START GIVEN INFORMATION

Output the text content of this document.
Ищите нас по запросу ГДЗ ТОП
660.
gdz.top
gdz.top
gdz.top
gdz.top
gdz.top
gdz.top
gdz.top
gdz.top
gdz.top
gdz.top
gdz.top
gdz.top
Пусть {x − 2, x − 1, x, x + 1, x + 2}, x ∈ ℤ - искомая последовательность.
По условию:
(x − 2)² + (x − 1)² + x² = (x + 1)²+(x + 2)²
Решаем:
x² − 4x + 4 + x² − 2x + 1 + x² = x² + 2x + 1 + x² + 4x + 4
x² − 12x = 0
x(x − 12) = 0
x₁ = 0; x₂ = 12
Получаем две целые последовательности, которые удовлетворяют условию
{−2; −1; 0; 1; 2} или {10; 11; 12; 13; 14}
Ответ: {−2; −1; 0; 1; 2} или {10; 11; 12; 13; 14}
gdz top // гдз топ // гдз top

END GIVEN INFORMATION
START GIVEN INFORMATION

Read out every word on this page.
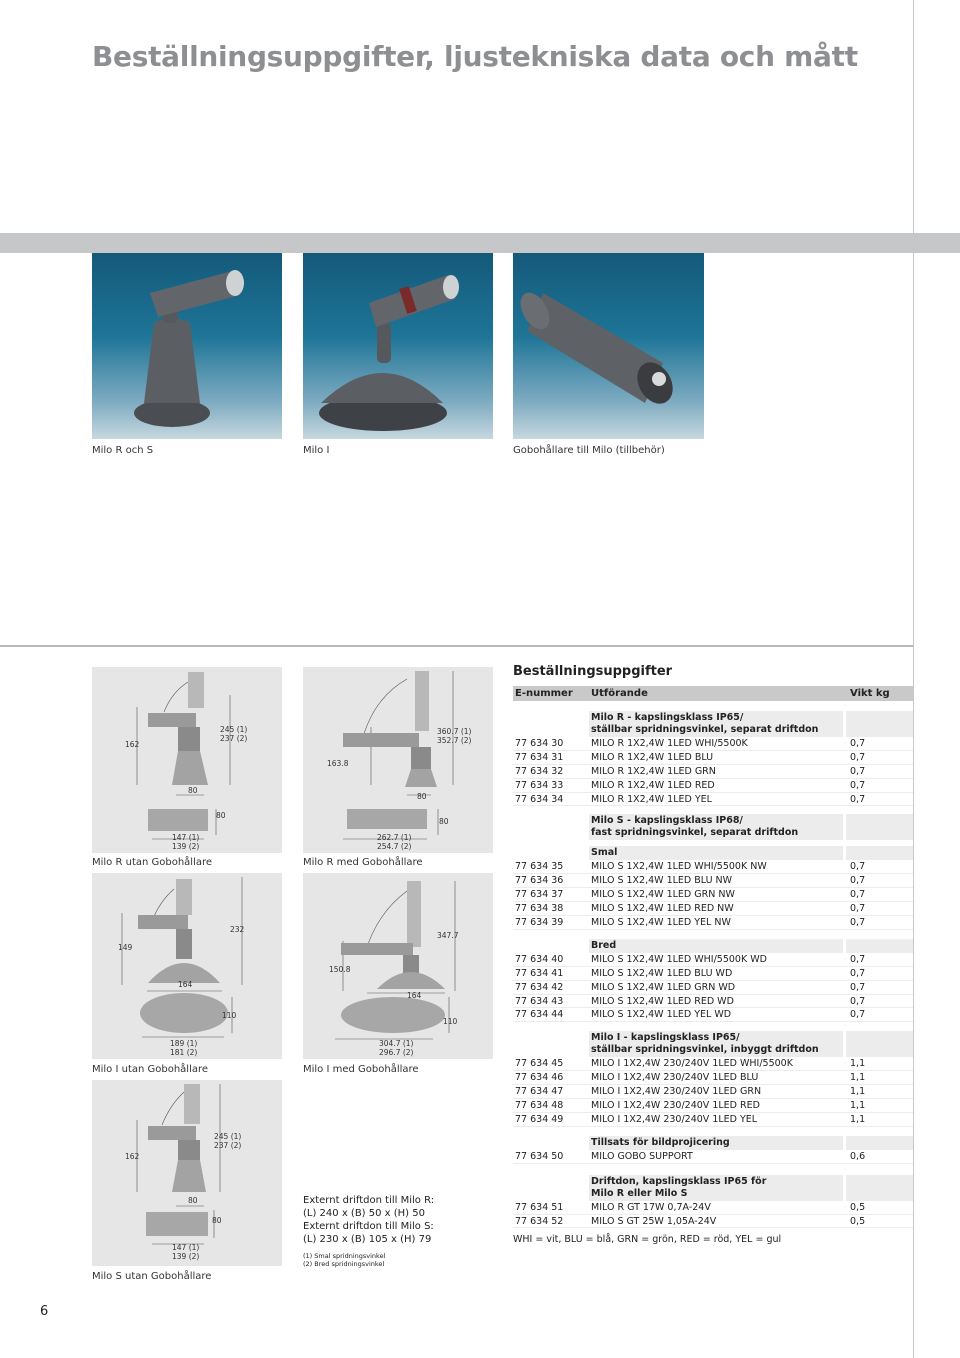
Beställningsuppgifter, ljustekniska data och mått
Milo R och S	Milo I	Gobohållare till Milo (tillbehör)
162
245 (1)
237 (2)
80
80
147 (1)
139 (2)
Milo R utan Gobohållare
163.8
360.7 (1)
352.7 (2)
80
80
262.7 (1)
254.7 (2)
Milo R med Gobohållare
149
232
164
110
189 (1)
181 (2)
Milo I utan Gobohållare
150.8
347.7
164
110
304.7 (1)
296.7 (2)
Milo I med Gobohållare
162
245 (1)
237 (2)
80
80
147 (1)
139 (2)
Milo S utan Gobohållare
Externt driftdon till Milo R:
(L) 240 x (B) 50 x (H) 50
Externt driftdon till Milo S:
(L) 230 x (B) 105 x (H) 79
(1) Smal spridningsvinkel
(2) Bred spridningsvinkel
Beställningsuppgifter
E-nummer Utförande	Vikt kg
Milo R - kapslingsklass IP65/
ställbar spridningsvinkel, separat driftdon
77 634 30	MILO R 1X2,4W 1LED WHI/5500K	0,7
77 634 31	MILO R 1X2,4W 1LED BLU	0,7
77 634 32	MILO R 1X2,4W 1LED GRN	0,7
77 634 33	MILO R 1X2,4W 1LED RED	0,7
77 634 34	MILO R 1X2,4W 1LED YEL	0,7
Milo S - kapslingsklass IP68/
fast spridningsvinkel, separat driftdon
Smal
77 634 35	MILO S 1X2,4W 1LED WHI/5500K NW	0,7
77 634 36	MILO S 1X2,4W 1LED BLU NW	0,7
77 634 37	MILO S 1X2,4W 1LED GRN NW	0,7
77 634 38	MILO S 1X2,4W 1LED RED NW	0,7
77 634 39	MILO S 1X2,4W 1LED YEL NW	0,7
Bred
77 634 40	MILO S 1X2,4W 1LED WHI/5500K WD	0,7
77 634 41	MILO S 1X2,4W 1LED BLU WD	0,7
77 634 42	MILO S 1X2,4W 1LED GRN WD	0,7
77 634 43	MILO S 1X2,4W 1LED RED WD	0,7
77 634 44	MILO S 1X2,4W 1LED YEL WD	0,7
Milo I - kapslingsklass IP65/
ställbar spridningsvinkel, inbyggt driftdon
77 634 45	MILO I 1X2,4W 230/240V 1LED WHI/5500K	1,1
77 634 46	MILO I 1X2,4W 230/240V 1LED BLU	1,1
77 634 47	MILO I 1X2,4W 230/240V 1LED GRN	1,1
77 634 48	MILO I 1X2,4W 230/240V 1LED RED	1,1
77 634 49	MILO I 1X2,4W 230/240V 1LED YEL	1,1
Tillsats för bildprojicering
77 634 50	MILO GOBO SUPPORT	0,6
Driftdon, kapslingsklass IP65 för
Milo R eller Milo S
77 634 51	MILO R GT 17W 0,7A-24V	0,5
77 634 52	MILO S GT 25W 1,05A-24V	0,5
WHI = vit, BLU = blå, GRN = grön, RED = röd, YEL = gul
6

END GIVEN INFORMATION
START GIVEN INFORMATION

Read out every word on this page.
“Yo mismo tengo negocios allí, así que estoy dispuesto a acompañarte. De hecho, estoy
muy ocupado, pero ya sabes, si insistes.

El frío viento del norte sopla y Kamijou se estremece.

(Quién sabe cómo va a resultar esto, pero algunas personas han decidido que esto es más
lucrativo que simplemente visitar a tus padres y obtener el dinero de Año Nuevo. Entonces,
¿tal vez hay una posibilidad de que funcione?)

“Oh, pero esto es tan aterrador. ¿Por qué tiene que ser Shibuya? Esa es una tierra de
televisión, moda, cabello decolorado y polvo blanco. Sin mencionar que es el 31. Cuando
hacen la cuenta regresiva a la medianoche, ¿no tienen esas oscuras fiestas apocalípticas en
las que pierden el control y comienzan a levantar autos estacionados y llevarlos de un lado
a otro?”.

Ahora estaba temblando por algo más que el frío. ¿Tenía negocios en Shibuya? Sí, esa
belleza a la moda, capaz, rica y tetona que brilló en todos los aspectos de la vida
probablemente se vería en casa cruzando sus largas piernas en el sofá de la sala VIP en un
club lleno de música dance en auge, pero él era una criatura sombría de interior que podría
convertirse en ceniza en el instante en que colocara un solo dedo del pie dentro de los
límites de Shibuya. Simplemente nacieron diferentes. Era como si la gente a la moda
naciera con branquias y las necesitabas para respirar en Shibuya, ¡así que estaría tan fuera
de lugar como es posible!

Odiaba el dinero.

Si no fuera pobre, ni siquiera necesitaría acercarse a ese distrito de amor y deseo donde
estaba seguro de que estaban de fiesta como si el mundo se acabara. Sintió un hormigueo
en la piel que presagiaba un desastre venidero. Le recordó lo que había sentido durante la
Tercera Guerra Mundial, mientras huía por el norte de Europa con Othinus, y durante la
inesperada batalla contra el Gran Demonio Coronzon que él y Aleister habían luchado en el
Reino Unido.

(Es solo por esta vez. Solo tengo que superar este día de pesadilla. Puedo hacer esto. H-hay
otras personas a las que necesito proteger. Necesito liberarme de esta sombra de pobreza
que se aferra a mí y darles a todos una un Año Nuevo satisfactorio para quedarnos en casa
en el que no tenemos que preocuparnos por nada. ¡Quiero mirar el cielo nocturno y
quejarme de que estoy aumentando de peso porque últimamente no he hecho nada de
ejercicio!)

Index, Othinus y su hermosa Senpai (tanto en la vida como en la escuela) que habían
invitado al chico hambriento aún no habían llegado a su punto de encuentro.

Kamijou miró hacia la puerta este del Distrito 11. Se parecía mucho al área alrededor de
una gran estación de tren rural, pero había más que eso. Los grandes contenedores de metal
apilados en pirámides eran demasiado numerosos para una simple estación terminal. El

END GIVEN INFORMATION

Go through the material above and count the lines that contain "este"; answer with the number alone.

* **RESPONSE FOR THIS EXERCISE**: 2